§ JOBS:
A) Answer these questions from the Rainbow football article, one answer a line, each marked like its question.
(i) How many running plays did Rice run in its win over Tulsa?
(ii) Which two Texas teams has Hawaii already beaten?
(iii) Where does Dwight Carter rank nationally in receiving yards a game?
B) In the Rainbow football article, rewrite the paragraph beginning "The Rainbows continue their swing" as a short bulleted list that keeps its main facts.
C) Carry on writing the Rainbow football article from the point where it stops.

-- BEGIN READING TEXT --

Star-Bulletin Sports

Monday, October 4, 1999

R A I N B O W _ F O O T B A L L

Rainbow Wrap

One scoop
Rice, please ...
and a bowl?

Hawaii head coach June Jones
tries to keep the resurgent Rainbows
focused on their next opponent

UH rising in defensive stats

By Paul Arnett


After June Jones woke up this morning the University of Hawaii head coach:

a) Planned to contact Lenny Klompus about that pending Aloha Bowl bid.

b) Worked on his acceptance speech for being named national coach of the year.

c) Was superstitious enough to convince defensive coordinator Greg McMackin to call in sick for several days.

d) none of the above.

If you guessed, d), you win a free one-month subscription to the Star-Bulletin. Of course, Jones isn't thinking about any of that stuff. All of his brain waves are focused on Rice University and trying to stop an option attack he never faced during NFL coaching days in Atlanta and San Diego.

While Jones conducted a telephone interview yesterday, he read a report on Rice's win over Tulsa that included 62 running plays. Jones forgot all about the question and said, "They approach the game a whole lot differently than us.''

By Dennis Oda, Star-Bulletin
Afatia Thompson rolls into the end zone past Kaulana Noa (71)
for Hawaii's first touchdown against UTEP as Manly Kanoa
(76) and Adrian Klemm (63) celebrate.

Some would say that's the beauty of college football. Where else are you going to see more diametrically opposed offensive philosophies than the option of the Owls and the run-and-shoot of the Rainbows?

McMackin was already locked in his office yesterday after lunch watching on film the beauty of the option attack that won't dazzle you with 80-yard touchdown passes, just bore you with computerized-certainty of gaining 4 yards a play.

"I was watching some film of their game with Texas,'' Jones said. "And a little with the game against Michigan. They played Texas tough, so we have to continue to stay focused and prepare for Rice like we've prepared for everybody else.''

The Rainbows continue their swing with teams from the Lone Star State. Hawaii already has knocked off Texas foes SMU and UTEP. Jones will try to turn the 10-gallon hat trick this weekend at Aloha Stadium with the Rice Owls.

"It's always a challenge to play a pure option team because you don't see this style of offense that often in the course of a season,'' Jones said. "These guys got off to a slow start against three very good teams on the road. But they've played better lately.''

Hawaii has played even better, so much so, Rainbow athletic director Hugh Yoshida saw Bowl Games of Hawaii chief executive officer Lenny Klompus at the half of last Saturday night's game with UTEP and said, "We accept.''

Klompus replied, "But I haven't made an offer yet.''

By Dennis Oda, Star-Bulletin
Hawaii's Dwight Carter skips across the end zone between
teammate Craig Stutzmann and Texas El Paso's Derrick Walker
after scoring on a 24-yard pass play. Carter is ranked No. 8
in the nation with 113 receiving yards a game and is
No. 18 in receptions a game, averaging 6.6.

-- END READING TEXT --
-- BEGIN PROVIDED MATERIAL --

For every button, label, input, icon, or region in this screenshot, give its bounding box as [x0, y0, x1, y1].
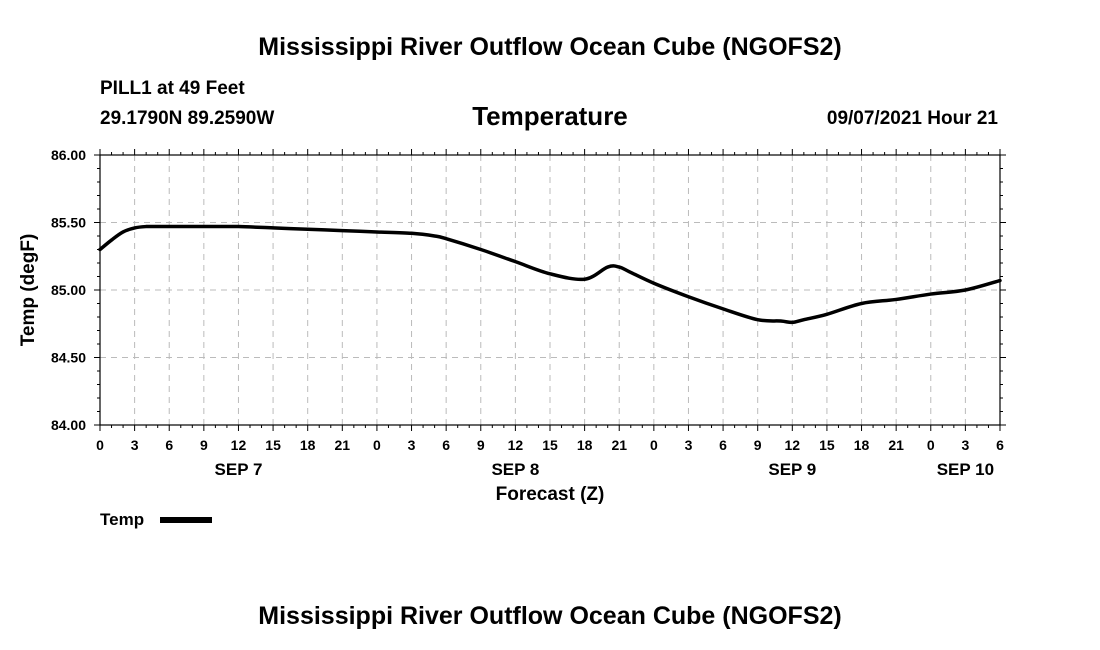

-- END PROVIDED MATERIAL --

§ WRITTEN ANSWERS:
A)
(i) 62
(ii) SMU and UTEP
(iii) No. 8, with 113 receiving yards a game

B)
- The Rainbows are continuing their run of games against teams from Texas.
- Hawaii has already beaten SMU and UTEP.
- This weekend at Aloha Stadium, Jones will try for a third straight win over a Texas team against the Rice Owls.

C)
Hawaii needs three more wins to receive a bid for either the Aloha or Oahu bowls. Klompus has said that if the Rainbows won seven games, he guaranteed they would be sent an invitation.

"Can you imagine what it would be like here on Christmas if Hawaii was playing?'' a bright-eyed Klompus said. "But let's not get ahead of ourselves.''

Jones would be the first to say, "Hold that thought.'' Despite being more than halfway home to a goal only the players believed possible, Jones isn't planning his float for the postseason parade just yet.

"We've gotten here by taking only one game and one weekend at a time,'' Jones said. "Rice is our next opponent, so that's the most important game on our schedule.''

Once again, Hawaii's defense will be asked to set the tone by stuffing the Owls at the line of scrimmage. Because the Rainbows are so assignment-oriented - free-lancing is discouraged - playing responsible defense against the option won't be a big stretch.

"I believe we can design a plan that will work against the option, but we have to execute it properly,'' McMackin said. "The option is still a viable offense in college football today.''

Hawaii's defense has played particularly well against more modern-day formations. For the second consecutive game and the 10th straight quarter, the Rainbows didn't allow a touchdown. It's the kind of statistic McMackin believes in.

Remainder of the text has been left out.